What you are asked to do:
Reproduce all records exactly.

──────── Listed records ────────

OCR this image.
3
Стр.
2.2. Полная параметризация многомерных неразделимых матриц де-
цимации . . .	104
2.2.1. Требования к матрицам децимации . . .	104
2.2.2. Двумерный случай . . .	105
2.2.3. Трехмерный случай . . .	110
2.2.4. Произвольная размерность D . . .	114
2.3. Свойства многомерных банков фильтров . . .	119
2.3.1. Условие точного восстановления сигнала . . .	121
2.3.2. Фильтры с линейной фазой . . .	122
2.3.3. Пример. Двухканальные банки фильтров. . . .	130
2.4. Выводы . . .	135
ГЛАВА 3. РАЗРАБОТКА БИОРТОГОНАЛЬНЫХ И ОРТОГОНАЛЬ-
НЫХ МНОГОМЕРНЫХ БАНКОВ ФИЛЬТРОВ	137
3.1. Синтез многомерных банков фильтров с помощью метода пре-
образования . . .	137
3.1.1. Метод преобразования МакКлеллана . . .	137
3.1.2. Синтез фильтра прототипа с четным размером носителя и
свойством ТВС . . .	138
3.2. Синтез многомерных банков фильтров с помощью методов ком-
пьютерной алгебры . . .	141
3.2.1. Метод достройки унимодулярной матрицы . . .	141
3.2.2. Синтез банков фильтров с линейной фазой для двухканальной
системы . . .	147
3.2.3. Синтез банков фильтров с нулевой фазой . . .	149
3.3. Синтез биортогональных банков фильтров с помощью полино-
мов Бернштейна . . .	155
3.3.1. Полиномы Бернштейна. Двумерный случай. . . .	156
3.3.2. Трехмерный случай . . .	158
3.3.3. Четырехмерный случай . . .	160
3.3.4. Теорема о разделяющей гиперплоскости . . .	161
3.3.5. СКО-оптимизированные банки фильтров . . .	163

────────

Right answer:
OCR this image.
3
Стр.
2.2. Полная параметризация многомерных неразделимых матриц де-
цимации . . .	104
2.2.1. Требования к матрицам децимации . . .	104
2.2.2. Двумерный случай . . .	105
2.2.3. Трехмерный случай . . .	110
2.2.4. Произвольная размерность D . . .	114
2.3. Свойства многомерных банков фильтров . . .	119
2.3.1. Условие точного восстановления сигнала . . .	121
2.3.2. Фильтры с линейной фазой . . .	122
2.3.3. Пример. Двухканальные банки фильтров. . . .	130
2.4. Выводы . . .	135
ГЛАВА 3. РАЗРАБОТКА БИОРТОГОНАЛЬНЫХ И ОРТОГОНАЛЬ-
НЫХ МНОГОМЕРНЫХ БАНКОВ ФИЛЬТРОВ	137
3.1. Синтез многомерных банков фильтров с помощью метода пре-
образования . . .	137
3.1.1. Метод преобразования МакКлеллана . . .	137
3.1.2. Синтез фильтра прототипа с четным размером носителя и
свойством ТВС . . .	138
3.2. Синтез многомерных банков фильтров с помощью методов ком-
пьютерной алгебры . . .	141
3.2.1. Метод достройки унимодулярной матрицы . . .	141
3.2.2. Синтез банков фильтров с линейной фазой для двухканальной
системы . . .	147
3.2.3. Синтез банков фильтров с нулевой фазой . . .	149
3.3. Синтез биортогональных банков фильтров с помощью полино-
мов Бернштейна . . .	155
3.3.1. Полиномы Бернштейна. Двумерный случай. . . .	156
3.3.2. Трехмерный случай . . .	158
3.3.3. Четырехмерный случай . . .	160
3.3.4. Теорема о разделяющей гиперплоскости . . .	161
3.3.5. СКО-оптимизированные банки фильтров . . .	163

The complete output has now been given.